━━ Recorded information ━━
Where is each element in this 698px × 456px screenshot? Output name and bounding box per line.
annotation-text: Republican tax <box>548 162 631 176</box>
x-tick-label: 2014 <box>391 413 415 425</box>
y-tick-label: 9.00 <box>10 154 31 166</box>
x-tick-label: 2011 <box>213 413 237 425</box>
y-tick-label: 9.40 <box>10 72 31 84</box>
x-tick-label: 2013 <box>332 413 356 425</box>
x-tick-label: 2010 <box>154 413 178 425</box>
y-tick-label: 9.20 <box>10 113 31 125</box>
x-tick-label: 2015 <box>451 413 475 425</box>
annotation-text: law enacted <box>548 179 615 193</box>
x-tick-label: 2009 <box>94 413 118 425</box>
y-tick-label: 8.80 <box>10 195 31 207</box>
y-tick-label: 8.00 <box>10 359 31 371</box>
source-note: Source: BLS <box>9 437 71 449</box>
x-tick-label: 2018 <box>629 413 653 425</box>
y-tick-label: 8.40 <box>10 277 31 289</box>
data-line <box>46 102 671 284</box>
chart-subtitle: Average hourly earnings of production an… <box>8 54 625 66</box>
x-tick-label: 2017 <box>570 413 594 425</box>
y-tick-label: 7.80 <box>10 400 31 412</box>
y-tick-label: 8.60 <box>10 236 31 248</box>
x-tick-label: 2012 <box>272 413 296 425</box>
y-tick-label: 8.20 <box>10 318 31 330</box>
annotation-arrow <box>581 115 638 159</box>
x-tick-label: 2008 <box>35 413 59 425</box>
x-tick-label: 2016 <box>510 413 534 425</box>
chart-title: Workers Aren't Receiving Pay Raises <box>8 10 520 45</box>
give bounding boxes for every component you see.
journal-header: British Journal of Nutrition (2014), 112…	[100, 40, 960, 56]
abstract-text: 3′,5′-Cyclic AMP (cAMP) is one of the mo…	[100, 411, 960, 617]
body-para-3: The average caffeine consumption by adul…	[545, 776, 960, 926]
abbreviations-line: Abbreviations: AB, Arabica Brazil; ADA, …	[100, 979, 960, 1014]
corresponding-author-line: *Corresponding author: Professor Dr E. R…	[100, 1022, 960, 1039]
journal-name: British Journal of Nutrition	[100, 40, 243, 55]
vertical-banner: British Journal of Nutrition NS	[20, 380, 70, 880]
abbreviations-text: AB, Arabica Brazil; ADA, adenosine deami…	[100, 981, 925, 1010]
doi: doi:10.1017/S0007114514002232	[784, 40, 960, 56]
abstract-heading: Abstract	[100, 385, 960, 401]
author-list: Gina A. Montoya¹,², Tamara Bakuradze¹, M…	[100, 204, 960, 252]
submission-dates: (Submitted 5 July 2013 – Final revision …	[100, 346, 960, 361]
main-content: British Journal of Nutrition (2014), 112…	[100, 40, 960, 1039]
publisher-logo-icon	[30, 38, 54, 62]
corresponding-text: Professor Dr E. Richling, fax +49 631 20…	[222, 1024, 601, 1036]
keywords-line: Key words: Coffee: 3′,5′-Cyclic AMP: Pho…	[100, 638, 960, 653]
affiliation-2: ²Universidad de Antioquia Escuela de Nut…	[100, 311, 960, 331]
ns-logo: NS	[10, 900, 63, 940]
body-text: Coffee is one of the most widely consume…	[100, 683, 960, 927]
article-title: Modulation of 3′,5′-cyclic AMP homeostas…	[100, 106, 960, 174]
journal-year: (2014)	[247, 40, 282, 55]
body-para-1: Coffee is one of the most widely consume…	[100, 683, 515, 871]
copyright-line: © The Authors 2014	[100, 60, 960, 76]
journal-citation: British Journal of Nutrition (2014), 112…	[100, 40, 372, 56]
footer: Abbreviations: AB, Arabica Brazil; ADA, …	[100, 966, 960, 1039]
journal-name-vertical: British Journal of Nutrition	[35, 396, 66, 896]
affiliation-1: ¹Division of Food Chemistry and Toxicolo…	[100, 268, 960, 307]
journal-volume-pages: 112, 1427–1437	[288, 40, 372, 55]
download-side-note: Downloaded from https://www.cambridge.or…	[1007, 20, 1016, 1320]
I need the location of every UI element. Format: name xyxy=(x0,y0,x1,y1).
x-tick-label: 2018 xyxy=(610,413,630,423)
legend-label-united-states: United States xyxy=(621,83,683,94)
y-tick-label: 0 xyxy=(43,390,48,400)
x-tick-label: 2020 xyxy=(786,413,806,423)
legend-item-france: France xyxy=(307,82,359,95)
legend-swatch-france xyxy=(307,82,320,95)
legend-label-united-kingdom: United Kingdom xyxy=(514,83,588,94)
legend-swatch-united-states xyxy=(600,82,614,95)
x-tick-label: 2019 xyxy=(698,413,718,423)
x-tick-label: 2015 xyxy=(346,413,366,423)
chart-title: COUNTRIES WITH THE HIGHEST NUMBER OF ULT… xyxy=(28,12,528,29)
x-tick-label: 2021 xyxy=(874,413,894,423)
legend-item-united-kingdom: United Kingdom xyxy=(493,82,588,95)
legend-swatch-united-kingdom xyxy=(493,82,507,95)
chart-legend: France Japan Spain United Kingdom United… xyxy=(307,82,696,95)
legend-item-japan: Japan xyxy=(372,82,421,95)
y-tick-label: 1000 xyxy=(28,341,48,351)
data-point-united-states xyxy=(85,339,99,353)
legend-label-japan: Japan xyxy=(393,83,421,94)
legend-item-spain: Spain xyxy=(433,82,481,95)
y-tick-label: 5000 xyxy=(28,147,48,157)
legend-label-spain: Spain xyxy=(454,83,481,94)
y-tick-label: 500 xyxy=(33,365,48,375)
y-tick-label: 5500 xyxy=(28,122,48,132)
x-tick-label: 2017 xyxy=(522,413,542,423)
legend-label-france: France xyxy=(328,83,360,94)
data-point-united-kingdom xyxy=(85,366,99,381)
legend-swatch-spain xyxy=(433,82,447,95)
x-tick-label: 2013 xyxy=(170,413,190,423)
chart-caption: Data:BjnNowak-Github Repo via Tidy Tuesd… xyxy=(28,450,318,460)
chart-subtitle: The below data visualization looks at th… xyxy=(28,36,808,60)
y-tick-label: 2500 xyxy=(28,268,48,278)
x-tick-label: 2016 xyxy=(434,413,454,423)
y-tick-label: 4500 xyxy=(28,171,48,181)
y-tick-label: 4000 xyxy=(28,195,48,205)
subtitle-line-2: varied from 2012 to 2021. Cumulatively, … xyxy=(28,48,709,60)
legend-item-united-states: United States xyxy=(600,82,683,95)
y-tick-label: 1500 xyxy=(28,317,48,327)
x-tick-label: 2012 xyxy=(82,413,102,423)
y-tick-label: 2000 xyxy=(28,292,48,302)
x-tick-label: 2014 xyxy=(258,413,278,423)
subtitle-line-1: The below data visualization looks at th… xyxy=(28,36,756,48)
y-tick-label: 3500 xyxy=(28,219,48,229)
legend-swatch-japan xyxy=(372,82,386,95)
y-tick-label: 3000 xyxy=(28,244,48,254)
━━━
_Required work_
Rewrite every one of the entries above, changing each occurrence of "x-tick-label" to "x-axis-label" and leaving everything else unchanged.

_Output of the exercise_
Where is each element in this 698px × 456px screenshot? Output name and bounding box per line.
annotation-text: Republican tax <box>548 162 631 176</box>
x-axis-label: 2014 <box>391 413 415 425</box>
y-tick-label: 9.00 <box>10 154 31 166</box>
x-axis-label: 2011 <box>213 413 237 425</box>
y-tick-label: 9.40 <box>10 72 31 84</box>
x-axis-label: 2013 <box>332 413 356 425</box>
x-axis-label: 2010 <box>154 413 178 425</box>
y-tick-label: 9.20 <box>10 113 31 125</box>
x-axis-label: 2015 <box>451 413 475 425</box>
annotation-text: law enacted <box>548 179 615 193</box>
x-axis-label: 2009 <box>94 413 118 425</box>
y-tick-label: 8.80 <box>10 195 31 207</box>
y-tick-label: 8.00 <box>10 359 31 371</box>
source-note: Source: BLS <box>9 437 71 449</box>
x-axis-label: 2018 <box>629 413 653 425</box>
y-tick-label: 8.40 <box>10 277 31 289</box>
data-line <box>46 102 671 284</box>
chart-subtitle: Average hourly earnings of production an… <box>8 54 625 66</box>
x-axis-label: 2017 <box>570 413 594 425</box>
y-tick-label: 7.80 <box>10 400 31 412</box>
y-tick-label: 8.60 <box>10 236 31 248</box>
x-axis-label: 2012 <box>272 413 296 425</box>
y-tick-label: 8.20 <box>10 318 31 330</box>
annotation-arrow <box>581 115 638 159</box>
x-axis-label: 2008 <box>35 413 59 425</box>
x-axis-label: 2016 <box>510 413 534 425</box>
chart-title: Workers Aren't Receiving Pay Raises <box>8 10 520 45</box>
give bounding boxes for every component you see.
journal-header: British Journal of Nutrition (2014), 112…	[100, 40, 960, 56]
abstract-text: 3′,5′-Cyclic AMP (cAMP) is one of the mo…	[100, 411, 960, 617]
body-para-3: The average caffeine consumption by adul…	[545, 776, 960, 926]
abbreviations-line: Abbreviations: AB, Arabica Brazil; ADA, …	[100, 979, 960, 1014]
corresponding-author-line: *Corresponding author: Professor Dr E. R…	[100, 1022, 960, 1039]
journal-name: British Journal of Nutrition	[100, 40, 243, 55]
vertical-banner: British Journal of Nutrition NS	[20, 380, 70, 880]
abbreviations-text: AB, Arabica Brazil; ADA, adenosine deami…	[100, 981, 925, 1010]
doi: doi:10.1017/S0007114514002232	[784, 40, 960, 56]
abstract-heading: Abstract	[100, 385, 960, 401]
author-list: Gina A. Montoya¹,², Tamara Bakuradze¹, M…	[100, 204, 960, 252]
submission-dates: (Submitted 5 July 2013 – Final revision …	[100, 346, 960, 361]
main-content: British Journal of Nutrition (2014), 112…	[100, 40, 960, 1039]
publisher-logo-icon	[30, 38, 54, 62]
corresponding-text: Professor Dr E. Richling, fax +49 631 20…	[222, 1024, 601, 1036]
keywords-line: Key words: Coffee: 3′,5′-Cyclic AMP: Pho…	[100, 638, 960, 653]
affiliation-2: ²Universidad de Antioquia Escuela de Nut…	[100, 311, 960, 331]
ns-logo: NS	[10, 900, 63, 940]
body-text: Coffee is one of the most widely consume…	[100, 683, 960, 927]
article-title: Modulation of 3′,5′-cyclic AMP homeostas…	[100, 106, 960, 174]
journal-year: (2014)	[247, 40, 282, 55]
body-para-1: Coffee is one of the most widely consume…	[100, 683, 515, 871]
copyright-line: © The Authors 2014	[100, 60, 960, 76]
journal-citation: British Journal of Nutrition (2014), 112…	[100, 40, 372, 56]
footer: Abbreviations: AB, Arabica Brazil; ADA, …	[100, 966, 960, 1039]
journal-name-vertical: British Journal of Nutrition	[35, 396, 66, 896]
affiliation-1: ¹Division of Food Chemistry and Toxicolo…	[100, 268, 960, 307]
journal-volume-pages: 112, 1427–1437	[288, 40, 372, 55]
download-side-note: Downloaded from https://www.cambridge.or…	[1007, 20, 1016, 1320]
I need the location of every UI element. Format: name xyxy=(x0,y0,x1,y1).
x-axis-label: 2018 xyxy=(610,413,630,423)
legend-label-united-states: United States xyxy=(621,83,683,94)
y-tick-label: 0 xyxy=(43,390,48,400)
x-axis-label: 2020 xyxy=(786,413,806,423)
legend-item-france: France xyxy=(307,82,359,95)
legend-swatch-france xyxy=(307,82,320,95)
legend-label-united-kingdom: United Kingdom xyxy=(514,83,588,94)
legend-swatch-united-states xyxy=(600,82,614,95)
x-axis-label: 2019 xyxy=(698,413,718,423)
x-axis-label: 2015 xyxy=(346,413,366,423)
chart-title: COUNTRIES WITH THE HIGHEST NUMBER OF ULT… xyxy=(28,12,528,29)
x-axis-label: 2021 xyxy=(874,413,894,423)
legend-item-united-kingdom: United Kingdom xyxy=(493,82,588,95)
legend-swatch-united-kingdom xyxy=(493,82,507,95)
chart-legend: France Japan Spain United Kingdom United… xyxy=(307,82,696,95)
legend-item-japan: Japan xyxy=(372,82,421,95)
y-tick-label: 1000 xyxy=(28,341,48,351)
data-point-united-states xyxy=(85,339,99,353)
legend-label-japan: Japan xyxy=(393,83,421,94)
legend-item-spain: Spain xyxy=(433,82,481,95)
y-tick-label: 5000 xyxy=(28,147,48,157)
legend-label-spain: Spain xyxy=(454,83,481,94)
y-tick-label: 500 xyxy=(33,365,48,375)
y-tick-label: 5500 xyxy=(28,122,48,132)
x-axis-label: 2017 xyxy=(522,413,542,423)
legend-label-france: France xyxy=(328,83,360,94)
data-point-united-kingdom xyxy=(85,366,99,381)
legend-swatch-spain xyxy=(433,82,447,95)
x-axis-label: 2013 xyxy=(170,413,190,423)
chart-caption: Data:BjnNowak-Github Repo via Tidy Tuesd… xyxy=(28,450,318,460)
chart-subtitle: The below data visualization looks at th… xyxy=(28,36,808,60)
y-tick-label: 2500 xyxy=(28,268,48,278)
x-axis-label: 2016 xyxy=(434,413,454,423)
y-tick-label: 4500 xyxy=(28,171,48,181)
y-tick-label: 4000 xyxy=(28,195,48,205)
subtitle-line-2: varied from 2012 to 2021. Cumulatively, … xyxy=(28,48,709,60)
legend-item-united-states: United States xyxy=(600,82,683,95)
y-tick-label: 1500 xyxy=(28,317,48,327)
x-axis-label: 2012 xyxy=(82,413,102,423)
y-tick-label: 2000 xyxy=(28,292,48,302)
x-axis-label: 2014 xyxy=(258,413,278,423)
subtitle-line-1: The below data visualization looks at th… xyxy=(28,36,756,48)
y-tick-label: 3500 xyxy=(28,219,48,229)
legend-swatch-japan xyxy=(372,82,386,95)
y-tick-label: 3000 xyxy=(28,244,48,254)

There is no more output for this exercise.